* Source records *
((
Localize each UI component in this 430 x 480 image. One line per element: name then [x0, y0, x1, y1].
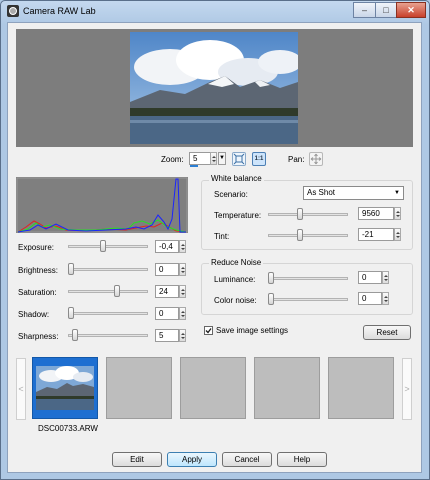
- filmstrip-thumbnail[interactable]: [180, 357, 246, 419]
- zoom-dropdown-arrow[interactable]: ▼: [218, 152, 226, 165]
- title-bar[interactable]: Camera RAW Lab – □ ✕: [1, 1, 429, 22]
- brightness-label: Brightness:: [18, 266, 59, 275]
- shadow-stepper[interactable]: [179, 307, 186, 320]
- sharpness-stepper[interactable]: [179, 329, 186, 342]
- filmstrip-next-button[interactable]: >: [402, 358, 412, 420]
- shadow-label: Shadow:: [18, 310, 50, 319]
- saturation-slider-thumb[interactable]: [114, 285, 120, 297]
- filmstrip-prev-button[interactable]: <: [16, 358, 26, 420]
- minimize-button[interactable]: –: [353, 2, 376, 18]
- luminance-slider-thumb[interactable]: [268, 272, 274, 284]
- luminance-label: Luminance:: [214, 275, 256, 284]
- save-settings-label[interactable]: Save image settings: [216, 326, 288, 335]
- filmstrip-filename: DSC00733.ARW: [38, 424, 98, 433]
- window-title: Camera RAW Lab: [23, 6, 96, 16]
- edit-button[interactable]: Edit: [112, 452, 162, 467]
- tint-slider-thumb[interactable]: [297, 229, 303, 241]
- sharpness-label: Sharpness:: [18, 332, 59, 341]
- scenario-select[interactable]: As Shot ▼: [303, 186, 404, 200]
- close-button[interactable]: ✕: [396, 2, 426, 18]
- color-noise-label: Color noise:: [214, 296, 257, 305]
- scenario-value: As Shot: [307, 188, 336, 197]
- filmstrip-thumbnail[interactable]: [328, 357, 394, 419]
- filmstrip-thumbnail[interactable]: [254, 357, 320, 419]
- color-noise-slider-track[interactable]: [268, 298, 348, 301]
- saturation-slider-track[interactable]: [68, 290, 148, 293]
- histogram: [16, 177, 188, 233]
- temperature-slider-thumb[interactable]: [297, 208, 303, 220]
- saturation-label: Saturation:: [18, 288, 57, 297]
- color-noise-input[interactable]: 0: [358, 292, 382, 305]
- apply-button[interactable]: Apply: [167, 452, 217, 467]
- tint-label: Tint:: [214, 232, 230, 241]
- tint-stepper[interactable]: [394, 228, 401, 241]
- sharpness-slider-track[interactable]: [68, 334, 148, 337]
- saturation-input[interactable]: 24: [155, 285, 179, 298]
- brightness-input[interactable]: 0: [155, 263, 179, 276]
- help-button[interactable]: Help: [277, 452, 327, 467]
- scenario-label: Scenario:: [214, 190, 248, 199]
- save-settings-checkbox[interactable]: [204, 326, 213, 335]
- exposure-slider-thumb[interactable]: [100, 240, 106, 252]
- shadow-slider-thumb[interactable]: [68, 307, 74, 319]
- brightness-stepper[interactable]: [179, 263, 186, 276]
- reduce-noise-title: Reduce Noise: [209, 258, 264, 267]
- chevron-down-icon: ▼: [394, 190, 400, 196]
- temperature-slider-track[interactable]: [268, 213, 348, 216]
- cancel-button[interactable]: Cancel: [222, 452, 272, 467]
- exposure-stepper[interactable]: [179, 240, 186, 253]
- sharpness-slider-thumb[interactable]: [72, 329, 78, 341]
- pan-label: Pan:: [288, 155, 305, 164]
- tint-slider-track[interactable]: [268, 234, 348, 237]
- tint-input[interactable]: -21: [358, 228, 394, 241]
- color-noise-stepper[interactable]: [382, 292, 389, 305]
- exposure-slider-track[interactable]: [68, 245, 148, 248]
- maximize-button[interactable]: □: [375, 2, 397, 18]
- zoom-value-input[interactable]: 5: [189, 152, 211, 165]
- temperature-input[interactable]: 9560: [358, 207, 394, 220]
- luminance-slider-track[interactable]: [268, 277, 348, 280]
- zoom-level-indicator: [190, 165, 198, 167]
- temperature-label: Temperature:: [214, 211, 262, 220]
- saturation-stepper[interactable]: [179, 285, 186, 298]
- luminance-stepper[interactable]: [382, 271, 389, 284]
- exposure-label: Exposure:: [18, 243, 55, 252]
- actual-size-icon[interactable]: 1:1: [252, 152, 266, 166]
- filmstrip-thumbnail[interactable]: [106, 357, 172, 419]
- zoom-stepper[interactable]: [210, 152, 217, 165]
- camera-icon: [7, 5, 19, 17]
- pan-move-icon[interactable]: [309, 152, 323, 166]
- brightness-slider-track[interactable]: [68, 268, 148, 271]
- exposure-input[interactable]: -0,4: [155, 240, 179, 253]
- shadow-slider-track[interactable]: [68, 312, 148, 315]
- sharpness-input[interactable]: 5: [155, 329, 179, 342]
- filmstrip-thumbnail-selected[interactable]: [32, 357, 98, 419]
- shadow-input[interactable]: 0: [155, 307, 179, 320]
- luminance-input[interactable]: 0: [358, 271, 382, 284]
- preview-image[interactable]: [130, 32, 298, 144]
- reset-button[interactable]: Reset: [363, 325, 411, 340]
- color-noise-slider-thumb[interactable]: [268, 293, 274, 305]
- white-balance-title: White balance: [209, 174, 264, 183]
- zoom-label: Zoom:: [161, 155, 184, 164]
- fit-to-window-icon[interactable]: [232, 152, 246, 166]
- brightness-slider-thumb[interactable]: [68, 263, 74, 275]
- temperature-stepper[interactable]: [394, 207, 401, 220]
))
((
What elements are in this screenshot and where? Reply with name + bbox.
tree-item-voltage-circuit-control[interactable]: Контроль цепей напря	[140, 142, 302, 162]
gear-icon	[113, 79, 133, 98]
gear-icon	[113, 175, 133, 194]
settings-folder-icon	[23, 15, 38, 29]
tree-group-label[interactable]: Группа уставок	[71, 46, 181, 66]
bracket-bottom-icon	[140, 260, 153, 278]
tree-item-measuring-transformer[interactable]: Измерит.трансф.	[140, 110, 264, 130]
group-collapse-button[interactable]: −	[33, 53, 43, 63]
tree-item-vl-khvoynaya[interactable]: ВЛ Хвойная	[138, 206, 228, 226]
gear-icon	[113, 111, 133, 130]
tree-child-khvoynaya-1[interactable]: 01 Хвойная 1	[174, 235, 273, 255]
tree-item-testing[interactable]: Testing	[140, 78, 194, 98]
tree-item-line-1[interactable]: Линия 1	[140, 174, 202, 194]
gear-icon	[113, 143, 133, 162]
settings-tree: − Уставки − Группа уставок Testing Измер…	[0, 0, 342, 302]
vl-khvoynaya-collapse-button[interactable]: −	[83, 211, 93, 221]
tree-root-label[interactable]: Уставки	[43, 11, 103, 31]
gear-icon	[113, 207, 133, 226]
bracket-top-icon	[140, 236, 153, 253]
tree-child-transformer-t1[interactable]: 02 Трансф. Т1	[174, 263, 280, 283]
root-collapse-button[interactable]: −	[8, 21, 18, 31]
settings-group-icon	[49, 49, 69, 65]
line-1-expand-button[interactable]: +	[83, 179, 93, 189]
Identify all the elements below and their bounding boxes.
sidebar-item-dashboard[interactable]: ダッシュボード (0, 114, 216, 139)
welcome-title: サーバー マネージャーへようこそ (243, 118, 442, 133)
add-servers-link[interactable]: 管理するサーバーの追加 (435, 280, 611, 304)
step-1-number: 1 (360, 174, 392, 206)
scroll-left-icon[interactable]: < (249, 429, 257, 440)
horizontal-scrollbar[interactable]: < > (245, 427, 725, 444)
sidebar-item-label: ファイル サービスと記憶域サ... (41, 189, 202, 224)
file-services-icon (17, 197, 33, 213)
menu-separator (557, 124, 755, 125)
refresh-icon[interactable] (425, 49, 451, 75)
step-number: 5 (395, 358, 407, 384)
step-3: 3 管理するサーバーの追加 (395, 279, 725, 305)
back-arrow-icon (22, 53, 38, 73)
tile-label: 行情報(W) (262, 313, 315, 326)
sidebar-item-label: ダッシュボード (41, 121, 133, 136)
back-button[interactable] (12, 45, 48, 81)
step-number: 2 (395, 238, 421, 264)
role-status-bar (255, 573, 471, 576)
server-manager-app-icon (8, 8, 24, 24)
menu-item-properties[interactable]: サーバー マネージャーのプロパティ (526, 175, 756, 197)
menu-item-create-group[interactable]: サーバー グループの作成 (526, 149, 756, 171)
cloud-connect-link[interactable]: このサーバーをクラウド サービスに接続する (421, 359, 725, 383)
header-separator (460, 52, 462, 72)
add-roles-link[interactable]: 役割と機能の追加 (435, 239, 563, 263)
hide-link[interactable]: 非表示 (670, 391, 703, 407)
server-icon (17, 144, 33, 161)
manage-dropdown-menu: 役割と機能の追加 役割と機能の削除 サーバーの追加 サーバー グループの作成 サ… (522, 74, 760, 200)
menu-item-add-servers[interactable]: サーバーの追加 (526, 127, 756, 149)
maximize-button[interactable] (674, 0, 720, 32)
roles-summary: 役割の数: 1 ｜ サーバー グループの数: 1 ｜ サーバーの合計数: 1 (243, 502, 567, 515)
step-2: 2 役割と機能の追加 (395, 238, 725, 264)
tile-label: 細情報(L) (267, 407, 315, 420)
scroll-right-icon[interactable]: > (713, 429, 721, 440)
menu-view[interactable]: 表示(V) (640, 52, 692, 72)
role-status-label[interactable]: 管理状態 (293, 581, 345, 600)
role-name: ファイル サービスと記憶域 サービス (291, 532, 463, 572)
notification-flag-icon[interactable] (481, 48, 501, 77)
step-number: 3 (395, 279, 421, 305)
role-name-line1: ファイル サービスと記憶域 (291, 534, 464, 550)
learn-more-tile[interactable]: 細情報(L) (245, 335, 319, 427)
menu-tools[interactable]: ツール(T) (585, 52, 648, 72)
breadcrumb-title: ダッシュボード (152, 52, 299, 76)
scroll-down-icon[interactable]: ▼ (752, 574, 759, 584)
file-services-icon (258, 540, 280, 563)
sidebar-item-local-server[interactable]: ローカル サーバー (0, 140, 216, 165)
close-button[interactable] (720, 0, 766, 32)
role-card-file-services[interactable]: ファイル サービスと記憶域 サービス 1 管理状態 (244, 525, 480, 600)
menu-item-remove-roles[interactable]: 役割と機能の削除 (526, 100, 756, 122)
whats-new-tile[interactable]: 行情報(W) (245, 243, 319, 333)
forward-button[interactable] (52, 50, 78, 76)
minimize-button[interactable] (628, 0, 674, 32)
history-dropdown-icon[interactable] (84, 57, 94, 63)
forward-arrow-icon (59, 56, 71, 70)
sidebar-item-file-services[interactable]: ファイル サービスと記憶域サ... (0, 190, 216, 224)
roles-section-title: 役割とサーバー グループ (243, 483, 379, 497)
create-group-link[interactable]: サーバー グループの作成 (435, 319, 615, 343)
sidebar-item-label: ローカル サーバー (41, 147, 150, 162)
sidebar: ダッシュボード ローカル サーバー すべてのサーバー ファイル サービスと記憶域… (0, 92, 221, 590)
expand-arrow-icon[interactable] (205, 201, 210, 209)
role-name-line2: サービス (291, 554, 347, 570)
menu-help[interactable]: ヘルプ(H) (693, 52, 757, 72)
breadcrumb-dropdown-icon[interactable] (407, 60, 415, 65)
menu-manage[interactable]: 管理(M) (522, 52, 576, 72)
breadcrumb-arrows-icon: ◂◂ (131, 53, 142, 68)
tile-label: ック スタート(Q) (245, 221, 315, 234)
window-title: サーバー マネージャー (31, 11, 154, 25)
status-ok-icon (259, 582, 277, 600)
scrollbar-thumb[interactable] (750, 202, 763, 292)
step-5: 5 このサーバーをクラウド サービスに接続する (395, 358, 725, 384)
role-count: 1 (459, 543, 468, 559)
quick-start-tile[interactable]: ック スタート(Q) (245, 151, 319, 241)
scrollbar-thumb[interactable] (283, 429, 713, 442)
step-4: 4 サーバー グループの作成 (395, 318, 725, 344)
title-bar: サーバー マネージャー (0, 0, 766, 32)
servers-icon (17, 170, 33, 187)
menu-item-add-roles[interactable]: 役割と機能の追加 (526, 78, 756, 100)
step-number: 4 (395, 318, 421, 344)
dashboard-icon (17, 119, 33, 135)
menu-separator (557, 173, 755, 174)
))
Update the rows from the line containing "- filmstrip-thumbnail[interactable]: [180, 357, 246, 419]" through the line containing "- shadow-label: Shadow:: [18, 310, 50, 319]", changing every "interactable" to "clickable" and leaving all else as is. Return only those lines.

- filmstrip-thumbnail[clickable]: [180, 357, 246, 419]
- zoom-dropdown-arrow[clickable]: ▼: [218, 152, 226, 165]
- title-bar[clickable]: Camera RAW Lab – □ ✕: [1, 1, 429, 22]
- brightness-label: Brightness:: [18, 266, 59, 275]
- shadow-stepper[clickable]: [179, 307, 186, 320]
- sharpness-stepper[clickable]: [179, 329, 186, 342]
- filmstrip-next-button[clickable]: >: [402, 358, 412, 420]
- shadow-label: Shadow:: [18, 310, 50, 319]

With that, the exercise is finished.